**WHAT YOU SHOULD DO:** Each record below is to be reproduced without any change.

━━ DATA SUPPLIED

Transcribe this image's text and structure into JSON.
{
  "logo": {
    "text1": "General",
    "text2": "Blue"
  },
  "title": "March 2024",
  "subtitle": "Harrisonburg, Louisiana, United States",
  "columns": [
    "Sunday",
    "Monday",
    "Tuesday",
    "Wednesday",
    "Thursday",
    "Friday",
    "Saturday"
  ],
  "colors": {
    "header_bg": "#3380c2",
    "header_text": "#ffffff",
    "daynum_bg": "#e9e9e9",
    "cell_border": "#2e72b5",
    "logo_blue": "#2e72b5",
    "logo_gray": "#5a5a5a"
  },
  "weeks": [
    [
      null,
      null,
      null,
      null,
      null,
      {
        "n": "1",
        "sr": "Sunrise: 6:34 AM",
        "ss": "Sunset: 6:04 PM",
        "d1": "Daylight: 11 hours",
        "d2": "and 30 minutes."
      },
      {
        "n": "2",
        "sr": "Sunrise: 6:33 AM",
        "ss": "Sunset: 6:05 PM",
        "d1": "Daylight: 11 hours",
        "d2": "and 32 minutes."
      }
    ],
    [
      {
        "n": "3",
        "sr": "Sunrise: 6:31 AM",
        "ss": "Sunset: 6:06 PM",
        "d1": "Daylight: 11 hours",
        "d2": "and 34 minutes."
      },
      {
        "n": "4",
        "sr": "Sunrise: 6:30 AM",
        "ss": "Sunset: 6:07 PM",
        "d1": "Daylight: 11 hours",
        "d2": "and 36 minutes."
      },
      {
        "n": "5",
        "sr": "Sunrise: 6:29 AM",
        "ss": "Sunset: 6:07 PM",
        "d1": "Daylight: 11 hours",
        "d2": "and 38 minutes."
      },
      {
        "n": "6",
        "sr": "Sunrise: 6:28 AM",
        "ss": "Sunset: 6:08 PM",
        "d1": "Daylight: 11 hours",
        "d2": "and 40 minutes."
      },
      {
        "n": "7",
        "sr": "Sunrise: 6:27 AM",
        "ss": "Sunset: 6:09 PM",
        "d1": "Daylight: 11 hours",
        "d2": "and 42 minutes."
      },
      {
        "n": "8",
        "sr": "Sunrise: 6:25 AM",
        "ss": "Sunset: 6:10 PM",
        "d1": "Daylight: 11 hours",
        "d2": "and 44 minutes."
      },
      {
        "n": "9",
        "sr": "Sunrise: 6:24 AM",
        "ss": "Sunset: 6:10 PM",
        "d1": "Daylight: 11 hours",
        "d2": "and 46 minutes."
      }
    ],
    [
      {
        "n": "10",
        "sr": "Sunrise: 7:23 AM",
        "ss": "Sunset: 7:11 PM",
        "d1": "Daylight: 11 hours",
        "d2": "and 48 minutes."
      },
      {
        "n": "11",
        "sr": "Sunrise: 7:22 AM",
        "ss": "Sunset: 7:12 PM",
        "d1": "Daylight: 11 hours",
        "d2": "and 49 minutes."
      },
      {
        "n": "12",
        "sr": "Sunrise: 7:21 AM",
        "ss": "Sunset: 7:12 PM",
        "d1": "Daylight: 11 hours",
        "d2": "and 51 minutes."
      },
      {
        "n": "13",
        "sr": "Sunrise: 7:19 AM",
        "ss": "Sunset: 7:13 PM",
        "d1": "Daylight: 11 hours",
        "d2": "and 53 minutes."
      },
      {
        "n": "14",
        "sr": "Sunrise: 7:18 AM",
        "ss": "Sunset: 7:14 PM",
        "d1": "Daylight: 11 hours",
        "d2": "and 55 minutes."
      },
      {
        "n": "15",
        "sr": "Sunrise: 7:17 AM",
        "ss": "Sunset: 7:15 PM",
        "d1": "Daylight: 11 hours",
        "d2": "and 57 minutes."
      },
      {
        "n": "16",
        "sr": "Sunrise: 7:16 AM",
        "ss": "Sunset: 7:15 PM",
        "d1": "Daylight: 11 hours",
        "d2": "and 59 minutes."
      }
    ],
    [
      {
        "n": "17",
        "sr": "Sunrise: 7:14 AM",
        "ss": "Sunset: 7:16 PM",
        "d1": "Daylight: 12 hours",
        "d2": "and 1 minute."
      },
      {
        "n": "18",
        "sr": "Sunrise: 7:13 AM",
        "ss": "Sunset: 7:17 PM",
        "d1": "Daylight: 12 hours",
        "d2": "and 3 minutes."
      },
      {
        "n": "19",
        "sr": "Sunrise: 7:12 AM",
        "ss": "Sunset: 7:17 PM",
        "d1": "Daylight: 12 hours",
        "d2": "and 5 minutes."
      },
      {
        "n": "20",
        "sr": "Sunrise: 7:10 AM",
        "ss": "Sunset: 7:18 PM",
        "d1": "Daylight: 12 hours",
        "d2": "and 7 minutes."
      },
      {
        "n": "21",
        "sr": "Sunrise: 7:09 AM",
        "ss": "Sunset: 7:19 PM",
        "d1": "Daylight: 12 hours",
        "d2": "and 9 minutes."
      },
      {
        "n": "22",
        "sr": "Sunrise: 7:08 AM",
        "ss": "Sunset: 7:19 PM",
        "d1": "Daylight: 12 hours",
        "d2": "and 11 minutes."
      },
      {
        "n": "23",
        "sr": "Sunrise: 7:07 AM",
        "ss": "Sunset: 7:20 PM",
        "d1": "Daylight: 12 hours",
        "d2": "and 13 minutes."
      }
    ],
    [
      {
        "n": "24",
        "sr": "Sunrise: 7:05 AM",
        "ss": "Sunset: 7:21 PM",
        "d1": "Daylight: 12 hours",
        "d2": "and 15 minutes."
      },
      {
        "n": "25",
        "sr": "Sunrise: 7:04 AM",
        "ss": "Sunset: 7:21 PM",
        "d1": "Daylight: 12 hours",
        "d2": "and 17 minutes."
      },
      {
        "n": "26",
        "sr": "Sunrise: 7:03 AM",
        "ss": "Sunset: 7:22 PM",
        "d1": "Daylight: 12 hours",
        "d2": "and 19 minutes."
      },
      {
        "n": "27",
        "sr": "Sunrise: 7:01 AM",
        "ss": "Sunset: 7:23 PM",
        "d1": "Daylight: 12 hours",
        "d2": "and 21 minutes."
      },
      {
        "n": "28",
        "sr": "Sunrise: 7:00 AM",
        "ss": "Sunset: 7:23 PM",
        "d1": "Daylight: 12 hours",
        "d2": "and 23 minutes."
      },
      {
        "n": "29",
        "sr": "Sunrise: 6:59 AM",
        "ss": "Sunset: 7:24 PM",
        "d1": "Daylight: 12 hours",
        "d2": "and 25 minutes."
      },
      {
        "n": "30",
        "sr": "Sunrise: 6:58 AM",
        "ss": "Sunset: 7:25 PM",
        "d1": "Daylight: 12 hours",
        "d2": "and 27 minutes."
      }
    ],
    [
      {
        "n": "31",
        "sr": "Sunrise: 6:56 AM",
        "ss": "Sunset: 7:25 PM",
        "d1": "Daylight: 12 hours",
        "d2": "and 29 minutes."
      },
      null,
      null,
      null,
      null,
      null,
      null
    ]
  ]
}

━━━━

**FULL OUTPUT:**
Transcribe this image's text and structure into JSON.
{
  "logo": {
    "text1": "General",
    "text2": "Blue"
  },
  "title": "March 2024",
  "subtitle": "Harrisonburg, Louisiana, United States",
  "columns": [
    "Sunday",
    "Monday",
    "Tuesday",
    "Wednesday",
    "Thursday",
    "Friday",
    "Saturday"
  ],
  "colors": {
    "header_bg": "#3380c2",
    "header_text": "#ffffff",
    "daynum_bg": "#e9e9e9",
    "cell_border": "#2e72b5",
    "logo_blue": "#2e72b5",
    "logo_gray": "#5a5a5a"
  },
  "weeks": [
    [
      null,
      null,
      null,
      null,
      null,
      {
        "n": "1",
        "sr": "Sunrise: 6:34 AM",
        "ss": "Sunset: 6:04 PM",
        "d1": "Daylight: 11 hours",
        "d2": "and 30 minutes."
      },
      {
        "n": "2",
        "sr": "Sunrise: 6:33 AM",
        "ss": "Sunset: 6:05 PM",
        "d1": "Daylight: 11 hours",
        "d2": "and 32 minutes."
      }
    ],
    [
      {
        "n": "3",
        "sr": "Sunrise: 6:31 AM",
        "ss": "Sunset: 6:06 PM",
        "d1": "Daylight: 11 hours",
        "d2": "and 34 minutes."
      },
      {
        "n": "4",
        "sr": "Sunrise: 6:30 AM",
        "ss": "Sunset: 6:07 PM",
        "d1": "Daylight: 11 hours",
        "d2": "and 36 minutes."
      },
      {
        "n": "5",
        "sr": "Sunrise: 6:29 AM",
        "ss": "Sunset: 6:07 PM",
        "d1": "Daylight: 11 hours",
        "d2": "and 38 minutes."
      },
      {
        "n": "6",
        "sr": "Sunrise: 6:28 AM",
        "ss": "Sunset: 6:08 PM",
        "d1": "Daylight: 11 hours",
        "d2": "and 40 minutes."
      },
      {
        "n": "7",
        "sr": "Sunrise: 6:27 AM",
        "ss": "Sunset: 6:09 PM",
        "d1": "Daylight: 11 hours",
        "d2": "and 42 minutes."
      },
      {
        "n": "8",
        "sr": "Sunrise: 6:25 AM",
        "ss": "Sunset: 6:10 PM",
        "d1": "Daylight: 11 hours",
        "d2": "and 44 minutes."
      },
      {
        "n": "9",
        "sr": "Sunrise: 6:24 AM",
        "ss": "Sunset: 6:10 PM",
        "d1": "Daylight: 11 hours",
        "d2": "and 46 minutes."
      }
    ],
    [
      {
        "n": "10",
        "sr": "Sunrise: 7:23 AM",
        "ss": "Sunset: 7:11 PM",
        "d1": "Daylight: 11 hours",
        "d2": "and 48 minutes."
      },
      {
        "n": "11",
        "sr": "Sunrise: 7:22 AM",
        "ss": "Sunset: 7:12 PM",
        "d1": "Daylight: 11 hours",
        "d2": "and 49 minutes."
      },
      {
        "n": "12",
        "sr": "Sunrise: 7:21 AM",
        "ss": "Sunset: 7:12 PM",
        "d1": "Daylight: 11 hours",
        "d2": "and 51 minutes."
      },
      {
        "n": "13",
        "sr": "Sunrise: 7:19 AM",
        "ss": "Sunset: 7:13 PM",
        "d1": "Daylight: 11 hours",
        "d2": "and 53 minutes."
      },
      {
        "n": "14",
        "sr": "Sunrise: 7:18 AM",
        "ss": "Sunset: 7:14 PM",
        "d1": "Daylight: 11 hours",
        "d2": "and 55 minutes."
      },
      {
        "n": "15",
        "sr": "Sunrise: 7:17 AM",
        "ss": "Sunset: 7:15 PM",
        "d1": "Daylight: 11 hours",
        "d2": "and 57 minutes."
      },
      {
        "n": "16",
        "sr": "Sunrise: 7:16 AM",
        "ss": "Sunset: 7:15 PM",
        "d1": "Daylight: 11 hours",
        "d2": "and 59 minutes."
      }
    ],
    [
      {
        "n": "17",
        "sr": "Sunrise: 7:14 AM",
        "ss": "Sunset: 7:16 PM",
        "d1": "Daylight: 12 hours",
        "d2": "and 1 minute."
      },
      {
        "n": "18",
        "sr": "Sunrise: 7:13 AM",
        "ss": "Sunset: 7:17 PM",
        "d1": "Daylight: 12 hours",
        "d2": "and 3 minutes."
      },
      {
        "n": "19",
        "sr": "Sunrise: 7:12 AM",
        "ss": "Sunset: 7:17 PM",
        "d1": "Daylight: 12 hours",
        "d2": "and 5 minutes."
      },
      {
        "n": "20",
        "sr": "Sunrise: 7:10 AM",
        "ss": "Sunset: 7:18 PM",
        "d1": "Daylight: 12 hours",
        "d2": "and 7 minutes."
      },
      {
        "n": "21",
        "sr": "Sunrise: 7:09 AM",
        "ss": "Sunset: 7:19 PM",
        "d1": "Daylight: 12 hours",
        "d2": "and 9 minutes."
      },
      {
        "n": "22",
        "sr": "Sunrise: 7:08 AM",
        "ss": "Sunset: 7:19 PM",
        "d1": "Daylight: 12 hours",
        "d2": "and 11 minutes."
      },
      {
        "n": "23",
        "sr": "Sunrise: 7:07 AM",
        "ss": "Sunset: 7:20 PM",
        "d1": "Daylight: 12 hours",
        "d2": "and 13 minutes."
      }
    ],
    [
      {
        "n": "24",
        "sr": "Sunrise: 7:05 AM",
        "ss": "Sunset: 7:21 PM",
        "d1": "Daylight: 12 hours",
        "d2": "and 15 minutes."
      },
      {
        "n": "25",
        "sr": "Sunrise: 7:04 AM",
        "ss": "Sunset: 7:21 PM",
        "d1": "Daylight: 12 hours",
        "d2": "and 17 minutes."
      },
      {
        "n": "26",
        "sr": "Sunrise: 7:03 AM",
        "ss": "Sunset: 7:22 PM",
        "d1": "Daylight: 12 hours",
        "d2": "and 19 minutes."
      },
      {
        "n": "27",
        "sr": "Sunrise: 7:01 AM",
        "ss": "Sunset: 7:23 PM",
        "d1": "Daylight: 12 hours",
        "d2": "and 21 minutes."
      },
      {
        "n": "28",
        "sr": "Sunrise: 7:00 AM",
        "ss": "Sunset: 7:23 PM",
        "d1": "Daylight: 12 hours",
        "d2": "and 23 minutes."
      },
      {
        "n": "29",
        "sr": "Sunrise: 6:59 AM",
        "ss": "Sunset: 7:24 PM",
        "d1": "Daylight: 12 hours",
        "d2": "and 25 minutes."
      },
      {
        "n": "30",
        "sr": "Sunrise: 6:58 AM",
        "ss": "Sunset: 7:25 PM",
        "d1": "Daylight: 12 hours",
        "d2": "and 27 minutes."
      }
    ],
    [
      {
        "n": "31",
        "sr": "Sunrise: 6:56 AM",
        "ss": "Sunset: 7:25 PM",
        "d1": "Daylight: 12 hours",
        "d2": "and 29 minutes."
      },
      null,
      null,
      null,
      null,
      null,
      null
    ]
  ]
}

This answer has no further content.